Exercise:
Spot each line in the records below where the word "text" occurs, then copy it.

Given records:

■ ■ ■

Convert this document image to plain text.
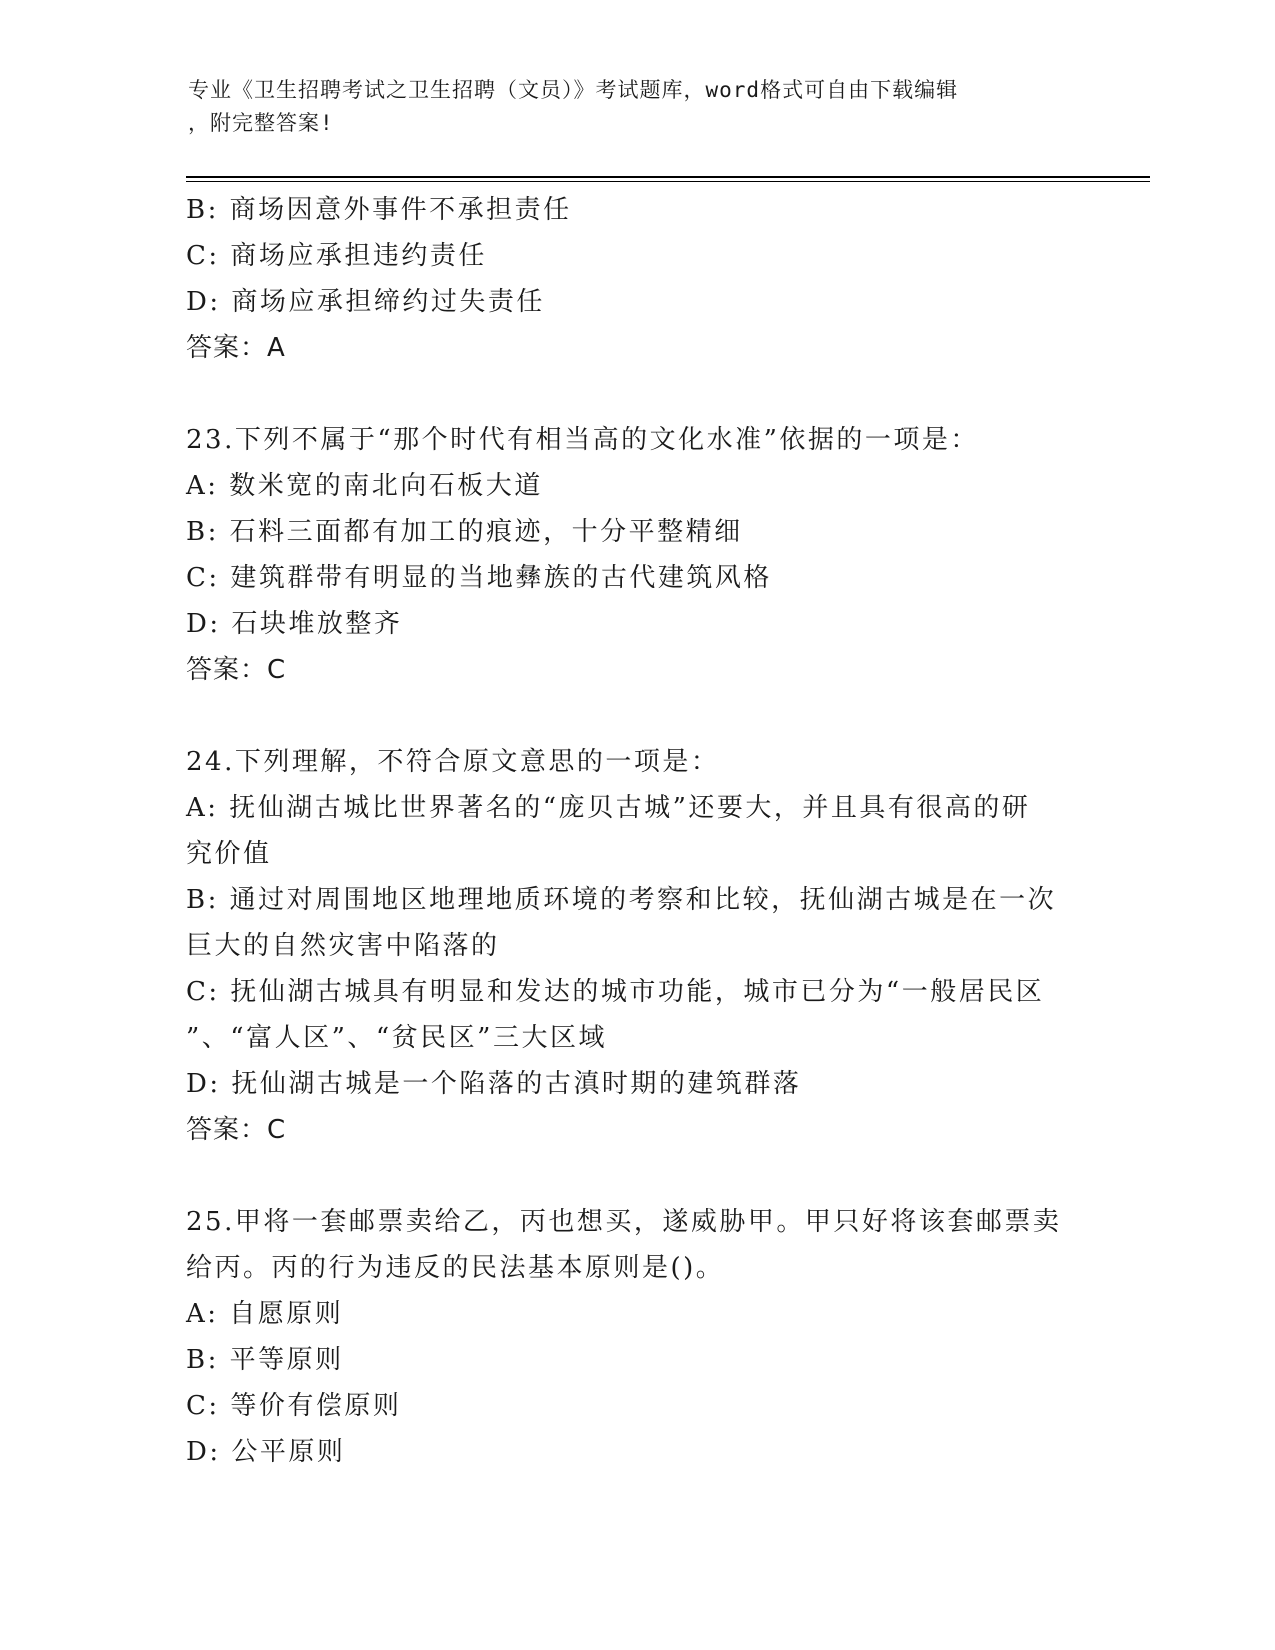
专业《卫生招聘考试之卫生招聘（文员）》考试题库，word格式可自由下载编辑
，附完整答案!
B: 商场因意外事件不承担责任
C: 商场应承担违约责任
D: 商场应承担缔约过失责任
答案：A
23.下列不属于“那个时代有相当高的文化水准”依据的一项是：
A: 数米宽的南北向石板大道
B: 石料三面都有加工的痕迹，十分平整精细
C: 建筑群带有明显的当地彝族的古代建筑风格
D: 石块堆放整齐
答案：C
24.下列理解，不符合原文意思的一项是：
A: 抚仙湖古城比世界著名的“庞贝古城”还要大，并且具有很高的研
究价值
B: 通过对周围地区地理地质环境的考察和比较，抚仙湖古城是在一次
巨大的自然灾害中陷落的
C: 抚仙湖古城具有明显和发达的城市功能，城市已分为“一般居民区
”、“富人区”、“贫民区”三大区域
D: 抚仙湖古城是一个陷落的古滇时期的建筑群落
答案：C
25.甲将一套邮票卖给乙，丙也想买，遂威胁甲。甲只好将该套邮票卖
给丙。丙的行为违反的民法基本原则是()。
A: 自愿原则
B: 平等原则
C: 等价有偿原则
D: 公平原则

■ ■ ■

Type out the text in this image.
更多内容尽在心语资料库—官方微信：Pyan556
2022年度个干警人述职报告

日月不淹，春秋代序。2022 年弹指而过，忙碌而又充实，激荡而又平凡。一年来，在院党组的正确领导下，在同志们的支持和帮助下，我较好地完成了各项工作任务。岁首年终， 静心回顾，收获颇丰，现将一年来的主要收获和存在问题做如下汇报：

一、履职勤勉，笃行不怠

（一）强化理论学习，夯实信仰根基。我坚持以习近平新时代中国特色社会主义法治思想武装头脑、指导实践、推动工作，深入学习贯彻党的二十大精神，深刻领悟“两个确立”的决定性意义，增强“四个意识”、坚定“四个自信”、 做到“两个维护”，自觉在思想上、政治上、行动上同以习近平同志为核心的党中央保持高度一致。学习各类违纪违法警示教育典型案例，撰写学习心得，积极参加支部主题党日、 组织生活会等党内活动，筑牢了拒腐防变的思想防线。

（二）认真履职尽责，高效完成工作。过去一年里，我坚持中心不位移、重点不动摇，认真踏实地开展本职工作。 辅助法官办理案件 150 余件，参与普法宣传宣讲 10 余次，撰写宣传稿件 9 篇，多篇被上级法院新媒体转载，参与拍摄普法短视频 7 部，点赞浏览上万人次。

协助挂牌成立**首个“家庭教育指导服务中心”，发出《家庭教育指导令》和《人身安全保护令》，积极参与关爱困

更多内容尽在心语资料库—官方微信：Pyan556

■ ■ ■

Worked answer:
Convert this document image to plain text.
Type out the text in this image.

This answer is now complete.